◆ **Written task**
In the listing below, find every line containing "adjusted" and copy it out.

Stored data:
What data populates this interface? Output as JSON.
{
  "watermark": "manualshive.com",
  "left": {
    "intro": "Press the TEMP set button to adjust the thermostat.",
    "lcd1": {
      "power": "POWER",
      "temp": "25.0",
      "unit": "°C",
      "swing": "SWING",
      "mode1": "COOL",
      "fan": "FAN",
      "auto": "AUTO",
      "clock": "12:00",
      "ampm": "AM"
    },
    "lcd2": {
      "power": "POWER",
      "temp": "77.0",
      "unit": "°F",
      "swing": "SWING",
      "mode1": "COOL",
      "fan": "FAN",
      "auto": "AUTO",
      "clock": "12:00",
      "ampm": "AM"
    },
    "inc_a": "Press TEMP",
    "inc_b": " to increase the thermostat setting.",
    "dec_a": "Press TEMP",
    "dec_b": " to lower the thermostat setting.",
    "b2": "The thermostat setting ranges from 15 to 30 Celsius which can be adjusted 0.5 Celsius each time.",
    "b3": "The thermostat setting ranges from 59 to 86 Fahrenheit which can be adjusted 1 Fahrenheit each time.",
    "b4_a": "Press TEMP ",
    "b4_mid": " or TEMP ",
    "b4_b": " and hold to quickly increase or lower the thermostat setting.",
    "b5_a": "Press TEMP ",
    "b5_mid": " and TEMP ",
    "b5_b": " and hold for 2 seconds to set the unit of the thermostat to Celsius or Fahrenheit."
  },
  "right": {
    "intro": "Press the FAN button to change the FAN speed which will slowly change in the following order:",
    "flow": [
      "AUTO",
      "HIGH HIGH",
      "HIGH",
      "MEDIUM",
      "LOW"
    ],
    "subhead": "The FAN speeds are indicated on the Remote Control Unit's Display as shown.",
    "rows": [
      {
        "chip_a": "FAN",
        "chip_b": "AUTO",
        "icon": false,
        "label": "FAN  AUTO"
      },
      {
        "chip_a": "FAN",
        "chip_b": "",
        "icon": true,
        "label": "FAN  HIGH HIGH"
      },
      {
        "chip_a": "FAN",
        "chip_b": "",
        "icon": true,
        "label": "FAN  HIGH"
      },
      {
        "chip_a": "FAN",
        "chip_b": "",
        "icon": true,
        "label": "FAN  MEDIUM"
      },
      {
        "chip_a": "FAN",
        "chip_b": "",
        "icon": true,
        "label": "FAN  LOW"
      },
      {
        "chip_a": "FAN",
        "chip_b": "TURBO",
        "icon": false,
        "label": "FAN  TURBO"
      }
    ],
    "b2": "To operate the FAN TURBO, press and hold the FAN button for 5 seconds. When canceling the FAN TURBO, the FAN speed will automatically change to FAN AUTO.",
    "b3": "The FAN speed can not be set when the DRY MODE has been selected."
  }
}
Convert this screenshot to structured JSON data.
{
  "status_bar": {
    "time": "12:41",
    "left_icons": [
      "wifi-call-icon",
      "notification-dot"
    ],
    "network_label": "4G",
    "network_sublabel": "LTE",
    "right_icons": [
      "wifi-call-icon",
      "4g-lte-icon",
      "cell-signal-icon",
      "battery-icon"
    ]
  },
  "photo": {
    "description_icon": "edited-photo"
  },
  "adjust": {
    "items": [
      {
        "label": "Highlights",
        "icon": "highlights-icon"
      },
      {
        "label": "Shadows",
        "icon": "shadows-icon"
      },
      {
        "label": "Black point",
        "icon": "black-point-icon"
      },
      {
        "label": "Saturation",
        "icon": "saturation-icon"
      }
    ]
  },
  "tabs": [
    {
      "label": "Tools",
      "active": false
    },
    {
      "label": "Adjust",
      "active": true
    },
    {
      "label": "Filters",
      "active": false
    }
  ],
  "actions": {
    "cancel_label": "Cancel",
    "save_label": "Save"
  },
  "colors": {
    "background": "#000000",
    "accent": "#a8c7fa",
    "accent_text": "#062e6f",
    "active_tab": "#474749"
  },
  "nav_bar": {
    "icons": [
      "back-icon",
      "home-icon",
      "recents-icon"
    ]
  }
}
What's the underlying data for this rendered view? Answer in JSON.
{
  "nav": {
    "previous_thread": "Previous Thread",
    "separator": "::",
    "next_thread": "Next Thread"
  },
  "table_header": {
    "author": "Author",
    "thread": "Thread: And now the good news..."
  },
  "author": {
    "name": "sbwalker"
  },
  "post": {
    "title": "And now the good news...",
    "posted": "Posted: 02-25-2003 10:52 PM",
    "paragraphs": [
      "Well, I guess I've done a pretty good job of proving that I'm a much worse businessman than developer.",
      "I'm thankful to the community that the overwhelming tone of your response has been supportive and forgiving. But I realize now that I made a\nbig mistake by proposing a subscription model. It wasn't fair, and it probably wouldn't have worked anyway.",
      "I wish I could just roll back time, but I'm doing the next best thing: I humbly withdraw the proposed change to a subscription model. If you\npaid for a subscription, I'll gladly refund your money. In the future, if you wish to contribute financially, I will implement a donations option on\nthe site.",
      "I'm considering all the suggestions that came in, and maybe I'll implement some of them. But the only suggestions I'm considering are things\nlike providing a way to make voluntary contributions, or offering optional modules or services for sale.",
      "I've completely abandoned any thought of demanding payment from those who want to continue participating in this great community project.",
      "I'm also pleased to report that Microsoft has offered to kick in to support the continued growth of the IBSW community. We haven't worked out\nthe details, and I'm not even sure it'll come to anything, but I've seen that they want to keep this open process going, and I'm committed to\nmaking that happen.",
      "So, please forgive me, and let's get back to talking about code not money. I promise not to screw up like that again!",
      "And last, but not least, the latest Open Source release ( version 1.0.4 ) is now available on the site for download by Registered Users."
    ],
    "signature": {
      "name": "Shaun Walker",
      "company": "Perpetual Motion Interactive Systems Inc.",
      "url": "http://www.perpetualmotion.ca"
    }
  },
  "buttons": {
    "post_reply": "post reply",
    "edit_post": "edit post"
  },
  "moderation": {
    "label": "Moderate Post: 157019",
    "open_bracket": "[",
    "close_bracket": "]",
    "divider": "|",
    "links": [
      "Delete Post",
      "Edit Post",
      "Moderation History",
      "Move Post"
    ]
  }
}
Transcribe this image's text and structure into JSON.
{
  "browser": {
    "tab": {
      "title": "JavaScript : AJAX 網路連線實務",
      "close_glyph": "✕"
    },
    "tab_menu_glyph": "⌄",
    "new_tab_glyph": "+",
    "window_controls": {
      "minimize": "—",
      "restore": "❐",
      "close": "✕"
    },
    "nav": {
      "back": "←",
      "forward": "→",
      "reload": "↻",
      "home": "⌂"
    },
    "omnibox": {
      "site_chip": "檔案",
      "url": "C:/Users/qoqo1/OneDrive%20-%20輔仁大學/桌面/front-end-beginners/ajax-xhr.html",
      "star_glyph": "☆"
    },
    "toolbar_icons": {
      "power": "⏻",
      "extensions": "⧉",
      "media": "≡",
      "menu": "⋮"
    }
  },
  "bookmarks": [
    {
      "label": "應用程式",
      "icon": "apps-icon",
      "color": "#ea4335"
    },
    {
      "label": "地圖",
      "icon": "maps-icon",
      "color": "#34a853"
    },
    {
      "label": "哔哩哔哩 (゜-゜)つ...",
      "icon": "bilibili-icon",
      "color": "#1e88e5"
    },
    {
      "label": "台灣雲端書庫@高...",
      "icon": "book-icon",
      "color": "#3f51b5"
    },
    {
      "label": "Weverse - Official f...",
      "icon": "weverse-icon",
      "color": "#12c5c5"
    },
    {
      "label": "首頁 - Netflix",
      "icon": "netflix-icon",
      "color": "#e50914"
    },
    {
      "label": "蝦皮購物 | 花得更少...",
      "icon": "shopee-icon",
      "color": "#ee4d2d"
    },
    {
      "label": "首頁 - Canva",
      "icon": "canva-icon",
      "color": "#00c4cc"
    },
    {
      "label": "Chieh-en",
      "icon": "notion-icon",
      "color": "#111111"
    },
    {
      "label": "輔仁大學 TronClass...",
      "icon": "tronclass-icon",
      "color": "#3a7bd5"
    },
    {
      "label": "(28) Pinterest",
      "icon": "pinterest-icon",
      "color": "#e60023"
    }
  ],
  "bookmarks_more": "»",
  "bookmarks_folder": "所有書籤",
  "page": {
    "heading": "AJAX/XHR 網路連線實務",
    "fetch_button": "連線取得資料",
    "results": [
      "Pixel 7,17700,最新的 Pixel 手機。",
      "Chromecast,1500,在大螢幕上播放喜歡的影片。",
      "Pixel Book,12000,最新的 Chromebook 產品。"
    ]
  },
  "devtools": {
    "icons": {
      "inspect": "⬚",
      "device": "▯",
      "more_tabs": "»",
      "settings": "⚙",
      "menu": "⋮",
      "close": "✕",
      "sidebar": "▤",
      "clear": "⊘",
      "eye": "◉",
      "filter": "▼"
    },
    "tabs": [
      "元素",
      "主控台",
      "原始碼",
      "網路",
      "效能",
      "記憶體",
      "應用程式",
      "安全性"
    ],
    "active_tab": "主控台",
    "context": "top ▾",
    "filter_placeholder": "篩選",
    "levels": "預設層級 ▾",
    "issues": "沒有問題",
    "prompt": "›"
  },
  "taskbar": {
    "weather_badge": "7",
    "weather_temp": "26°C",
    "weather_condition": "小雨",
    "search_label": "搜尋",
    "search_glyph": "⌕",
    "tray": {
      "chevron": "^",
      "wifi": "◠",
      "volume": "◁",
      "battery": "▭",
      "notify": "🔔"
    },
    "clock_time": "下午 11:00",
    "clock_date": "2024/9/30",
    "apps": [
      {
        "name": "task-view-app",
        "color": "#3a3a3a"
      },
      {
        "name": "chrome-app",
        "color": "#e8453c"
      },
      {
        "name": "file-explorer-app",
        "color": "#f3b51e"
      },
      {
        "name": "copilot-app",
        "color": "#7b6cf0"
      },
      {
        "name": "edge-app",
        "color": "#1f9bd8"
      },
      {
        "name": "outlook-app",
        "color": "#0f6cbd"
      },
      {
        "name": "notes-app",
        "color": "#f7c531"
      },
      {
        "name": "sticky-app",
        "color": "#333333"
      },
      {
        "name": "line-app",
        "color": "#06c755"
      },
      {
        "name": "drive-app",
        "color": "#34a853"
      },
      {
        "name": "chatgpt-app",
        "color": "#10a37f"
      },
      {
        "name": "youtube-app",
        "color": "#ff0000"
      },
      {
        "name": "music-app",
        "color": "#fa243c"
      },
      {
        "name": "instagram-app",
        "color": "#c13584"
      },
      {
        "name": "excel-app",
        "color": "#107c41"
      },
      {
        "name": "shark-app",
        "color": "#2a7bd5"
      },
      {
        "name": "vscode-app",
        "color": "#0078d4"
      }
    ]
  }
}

◆ **Completed exercise**
    "b2": "The thermostat setting ranges from 15 to 30 Celsius which can be adjusted 0.5 Celsius each time.",
    "b3": "The thermostat setting ranges from 59 to 86 Fahrenheit which can be adjusted 1 Fahrenheit each time.",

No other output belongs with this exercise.